WORK TO COMPLETE: From the records below, copy every line that contains the word "Footer".

MATERIAL FOR THIS EXERCISE:
• • •

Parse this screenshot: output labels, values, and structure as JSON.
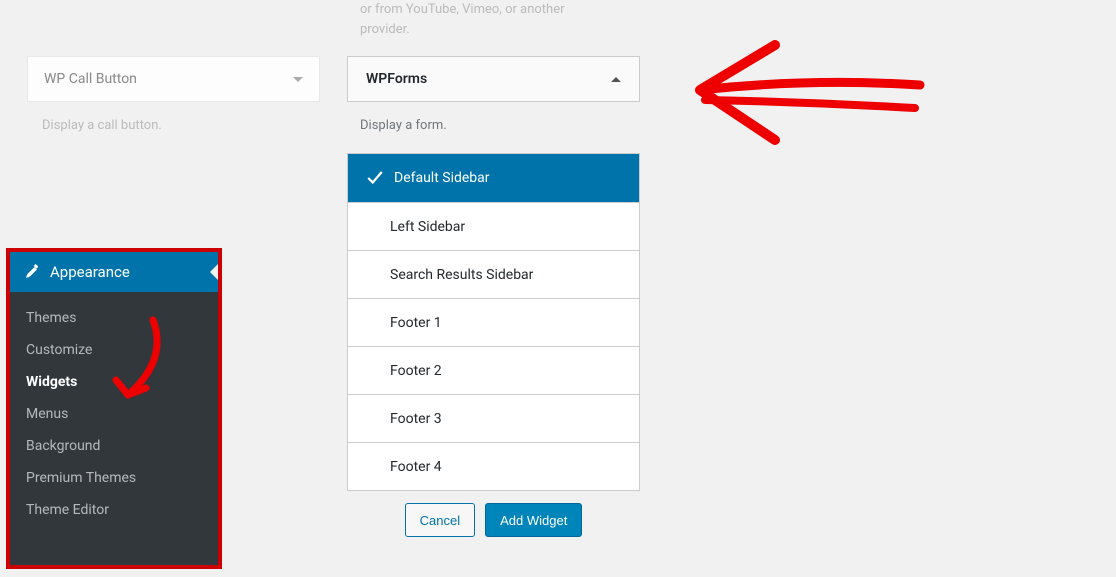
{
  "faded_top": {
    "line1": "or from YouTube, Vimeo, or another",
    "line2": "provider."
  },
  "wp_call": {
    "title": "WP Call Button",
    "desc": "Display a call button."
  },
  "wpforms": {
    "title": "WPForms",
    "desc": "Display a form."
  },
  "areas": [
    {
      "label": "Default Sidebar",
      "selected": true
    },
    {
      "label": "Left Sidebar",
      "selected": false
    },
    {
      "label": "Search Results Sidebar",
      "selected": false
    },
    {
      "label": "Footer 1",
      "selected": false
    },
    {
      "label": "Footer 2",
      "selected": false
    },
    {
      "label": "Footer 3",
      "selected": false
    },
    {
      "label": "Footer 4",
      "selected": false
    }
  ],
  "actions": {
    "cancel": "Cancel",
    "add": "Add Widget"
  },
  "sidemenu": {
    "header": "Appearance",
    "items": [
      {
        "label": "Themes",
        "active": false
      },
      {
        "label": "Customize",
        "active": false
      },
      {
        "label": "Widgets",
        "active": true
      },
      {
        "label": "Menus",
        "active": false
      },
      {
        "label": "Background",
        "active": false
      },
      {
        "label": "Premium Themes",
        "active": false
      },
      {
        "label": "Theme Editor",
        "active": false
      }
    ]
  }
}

• • •

THE REPLY:
      "label": "Footer 1",
      "label": "Footer 2",
      "label": "Footer 3",
      "label": "Footer 4",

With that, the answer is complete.